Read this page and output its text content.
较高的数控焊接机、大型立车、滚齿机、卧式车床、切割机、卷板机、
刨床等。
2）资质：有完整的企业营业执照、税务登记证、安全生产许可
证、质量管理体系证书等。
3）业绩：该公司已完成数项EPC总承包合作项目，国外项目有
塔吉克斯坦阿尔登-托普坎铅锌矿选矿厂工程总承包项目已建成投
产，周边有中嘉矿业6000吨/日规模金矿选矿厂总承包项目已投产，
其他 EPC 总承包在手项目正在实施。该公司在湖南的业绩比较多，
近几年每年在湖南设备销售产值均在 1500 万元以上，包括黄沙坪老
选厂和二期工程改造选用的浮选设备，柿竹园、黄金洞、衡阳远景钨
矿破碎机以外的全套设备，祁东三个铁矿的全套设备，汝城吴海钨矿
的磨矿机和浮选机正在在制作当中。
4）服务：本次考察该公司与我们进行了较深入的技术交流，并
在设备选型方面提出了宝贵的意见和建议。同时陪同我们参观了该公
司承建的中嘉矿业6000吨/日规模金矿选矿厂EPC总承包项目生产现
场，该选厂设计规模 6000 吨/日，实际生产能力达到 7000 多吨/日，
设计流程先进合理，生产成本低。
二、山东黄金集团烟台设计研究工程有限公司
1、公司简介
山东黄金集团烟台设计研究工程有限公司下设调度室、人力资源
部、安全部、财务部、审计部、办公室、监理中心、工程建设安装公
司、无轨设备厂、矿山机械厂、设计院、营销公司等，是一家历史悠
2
++++
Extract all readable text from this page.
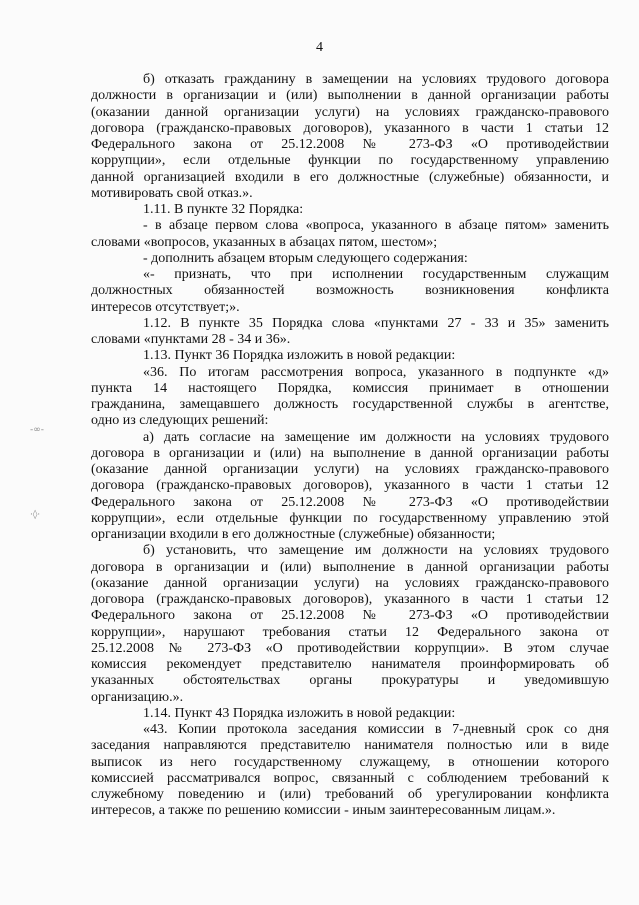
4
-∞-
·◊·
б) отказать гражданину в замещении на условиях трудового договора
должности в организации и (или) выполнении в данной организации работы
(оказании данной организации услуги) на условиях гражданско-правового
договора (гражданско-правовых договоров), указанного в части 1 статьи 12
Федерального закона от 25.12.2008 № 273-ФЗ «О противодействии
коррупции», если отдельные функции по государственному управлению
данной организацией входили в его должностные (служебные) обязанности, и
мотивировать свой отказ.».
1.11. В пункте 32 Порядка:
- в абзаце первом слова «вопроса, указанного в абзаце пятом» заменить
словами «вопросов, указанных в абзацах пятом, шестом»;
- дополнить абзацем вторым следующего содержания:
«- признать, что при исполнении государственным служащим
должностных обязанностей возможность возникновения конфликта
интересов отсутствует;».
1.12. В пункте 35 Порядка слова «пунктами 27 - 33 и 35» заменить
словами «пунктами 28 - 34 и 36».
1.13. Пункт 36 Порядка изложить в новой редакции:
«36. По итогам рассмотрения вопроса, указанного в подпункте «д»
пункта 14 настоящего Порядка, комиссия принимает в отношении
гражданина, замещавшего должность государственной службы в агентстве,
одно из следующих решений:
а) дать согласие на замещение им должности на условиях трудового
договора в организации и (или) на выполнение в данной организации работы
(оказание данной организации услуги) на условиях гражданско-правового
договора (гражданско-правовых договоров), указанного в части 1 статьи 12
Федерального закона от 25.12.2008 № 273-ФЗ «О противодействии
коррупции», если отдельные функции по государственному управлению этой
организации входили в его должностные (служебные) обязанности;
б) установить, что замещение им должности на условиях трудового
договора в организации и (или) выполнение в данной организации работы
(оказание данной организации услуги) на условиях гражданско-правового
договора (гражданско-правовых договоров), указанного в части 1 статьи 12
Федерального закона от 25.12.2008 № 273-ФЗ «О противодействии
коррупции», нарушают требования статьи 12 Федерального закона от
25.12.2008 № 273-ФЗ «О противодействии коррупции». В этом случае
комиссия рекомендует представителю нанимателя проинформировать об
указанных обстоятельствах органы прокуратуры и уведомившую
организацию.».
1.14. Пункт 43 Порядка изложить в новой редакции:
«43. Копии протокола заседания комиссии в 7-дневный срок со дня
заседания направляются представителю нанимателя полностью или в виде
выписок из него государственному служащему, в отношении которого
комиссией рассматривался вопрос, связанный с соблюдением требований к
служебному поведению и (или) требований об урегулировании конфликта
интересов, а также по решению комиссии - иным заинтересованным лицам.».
++++
* EXERCISE TASK *
Gather from the entries above all lines that include the string "словами".

* OUTPUT OF THE TASK *
словами «вопросов, указанных в абзацах пятом, шестом»;
словами «пунктами 28 - 34 и 36».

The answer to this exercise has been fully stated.